> _Written task_: Copy every line of the data exactly, leaving nothing out.

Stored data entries
------------------------------------------------------------------------

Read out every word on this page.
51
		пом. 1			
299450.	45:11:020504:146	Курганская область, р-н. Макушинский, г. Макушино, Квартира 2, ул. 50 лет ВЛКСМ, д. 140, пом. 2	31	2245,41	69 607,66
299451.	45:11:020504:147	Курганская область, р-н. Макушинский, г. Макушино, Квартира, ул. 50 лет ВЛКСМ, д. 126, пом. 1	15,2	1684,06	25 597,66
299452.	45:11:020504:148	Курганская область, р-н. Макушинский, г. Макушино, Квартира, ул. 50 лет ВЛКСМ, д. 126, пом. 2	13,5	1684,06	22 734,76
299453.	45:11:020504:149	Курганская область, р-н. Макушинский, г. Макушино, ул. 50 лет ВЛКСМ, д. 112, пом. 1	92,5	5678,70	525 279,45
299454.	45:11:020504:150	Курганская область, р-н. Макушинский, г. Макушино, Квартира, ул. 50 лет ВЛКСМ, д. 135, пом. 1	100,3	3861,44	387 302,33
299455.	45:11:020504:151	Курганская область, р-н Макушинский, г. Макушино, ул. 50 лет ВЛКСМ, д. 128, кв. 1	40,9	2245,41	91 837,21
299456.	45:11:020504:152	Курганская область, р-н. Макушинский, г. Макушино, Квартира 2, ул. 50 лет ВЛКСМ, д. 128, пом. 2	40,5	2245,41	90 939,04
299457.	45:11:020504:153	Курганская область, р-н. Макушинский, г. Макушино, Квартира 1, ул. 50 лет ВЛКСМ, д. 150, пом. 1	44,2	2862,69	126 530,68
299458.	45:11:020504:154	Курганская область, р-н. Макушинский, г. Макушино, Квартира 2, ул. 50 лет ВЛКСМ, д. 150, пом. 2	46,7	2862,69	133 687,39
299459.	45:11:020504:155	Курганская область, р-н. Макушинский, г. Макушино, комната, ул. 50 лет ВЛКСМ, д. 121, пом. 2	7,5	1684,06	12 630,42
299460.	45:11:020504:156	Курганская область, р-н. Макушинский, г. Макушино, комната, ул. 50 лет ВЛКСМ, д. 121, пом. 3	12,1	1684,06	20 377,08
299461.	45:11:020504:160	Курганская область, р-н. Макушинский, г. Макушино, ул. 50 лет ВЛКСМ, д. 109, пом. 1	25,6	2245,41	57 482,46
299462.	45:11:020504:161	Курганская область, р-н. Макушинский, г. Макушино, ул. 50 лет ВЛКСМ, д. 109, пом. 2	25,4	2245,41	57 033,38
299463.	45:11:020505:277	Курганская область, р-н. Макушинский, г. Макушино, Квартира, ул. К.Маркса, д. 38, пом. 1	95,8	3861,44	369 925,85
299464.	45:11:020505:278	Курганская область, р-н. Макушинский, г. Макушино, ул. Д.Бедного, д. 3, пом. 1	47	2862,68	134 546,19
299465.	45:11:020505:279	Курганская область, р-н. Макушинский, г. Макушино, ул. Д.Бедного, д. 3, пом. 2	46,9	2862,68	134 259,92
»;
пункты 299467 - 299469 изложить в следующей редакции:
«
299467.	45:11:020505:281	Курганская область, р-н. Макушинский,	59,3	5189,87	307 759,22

------------------------------------------------------------------------

> _Right answer_:
Read out every word on this page.
51
		пом. 1			
299450.	45:11:020504:146	Курганская область, р-н. Макушинский, г. Макушино, Квартира 2, ул. 50 лет ВЛКСМ, д. 140, пом. 2	31	2245,41	69 607,66
299451.	45:11:020504:147	Курганская область, р-н. Макушинский, г. Макушино, Квартира, ул. 50 лет ВЛКСМ, д. 126, пом. 1	15,2	1684,06	25 597,66
299452.	45:11:020504:148	Курганская область, р-н. Макушинский, г. Макушино, Квартира, ул. 50 лет ВЛКСМ, д. 126, пом. 2	13,5	1684,06	22 734,76
299453.	45:11:020504:149	Курганская область, р-н. Макушинский, г. Макушино, ул. 50 лет ВЛКСМ, д. 112, пом. 1	92,5	5678,70	525 279,45
299454.	45:11:020504:150	Курганская область, р-н. Макушинский, г. Макушино, Квартира, ул. 50 лет ВЛКСМ, д. 135, пом. 1	100,3	3861,44	387 302,33
299455.	45:11:020504:151	Курганская область, р-н Макушинский, г. Макушино, ул. 50 лет ВЛКСМ, д. 128, кв. 1	40,9	2245,41	91 837,21
299456.	45:11:020504:152	Курганская область, р-н. Макушинский, г. Макушино, Квартира 2, ул. 50 лет ВЛКСМ, д. 128, пом. 2	40,5	2245,41	90 939,04
299457.	45:11:020504:153	Курганская область, р-н. Макушинский, г. Макушино, Квартира 1, ул. 50 лет ВЛКСМ, д. 150, пом. 1	44,2	2862,69	126 530,68
299458.	45:11:020504:154	Курганская область, р-н. Макушинский, г. Макушино, Квартира 2, ул. 50 лет ВЛКСМ, д. 150, пом. 2	46,7	2862,69	133 687,39
299459.	45:11:020504:155	Курганская область, р-н. Макушинский, г. Макушино, комната, ул. 50 лет ВЛКСМ, д. 121, пом. 2	7,5	1684,06	12 630,42
299460.	45:11:020504:156	Курганская область, р-н. Макушинский, г. Макушино, комната, ул. 50 лет ВЛКСМ, д. 121, пом. 3	12,1	1684,06	20 377,08
299461.	45:11:020504:160	Курганская область, р-н. Макушинский, г. Макушино, ул. 50 лет ВЛКСМ, д. 109, пом. 1	25,6	2245,41	57 482,46
299462.	45:11:020504:161	Курганская область, р-н. Макушинский, г. Макушино, ул. 50 лет ВЛКСМ, д. 109, пом. 2	25,4	2245,41	57 033,38
299463.	45:11:020505:277	Курганская область, р-н. Макушинский, г. Макушино, Квартира, ул. К.Маркса, д. 38, пом. 1	95,8	3861,44	369 925,85
299464.	45:11:020505:278	Курганская область, р-н. Макушинский, г. Макушино, ул. Д.Бедного, д. 3, пом. 1	47	2862,68	134 546,19
299465.	45:11:020505:279	Курганская область, р-н. Макушинский, г. Макушино, ул. Д.Бедного, д. 3, пом. 2	46,9	2862,68	134 259,92
»;
пункты 299467 - 299469 изложить в следующей редакции:
«
299467.	45:11:020505:281	Курганская область, р-н. Макушинский,	59,3	5189,87	307 759,22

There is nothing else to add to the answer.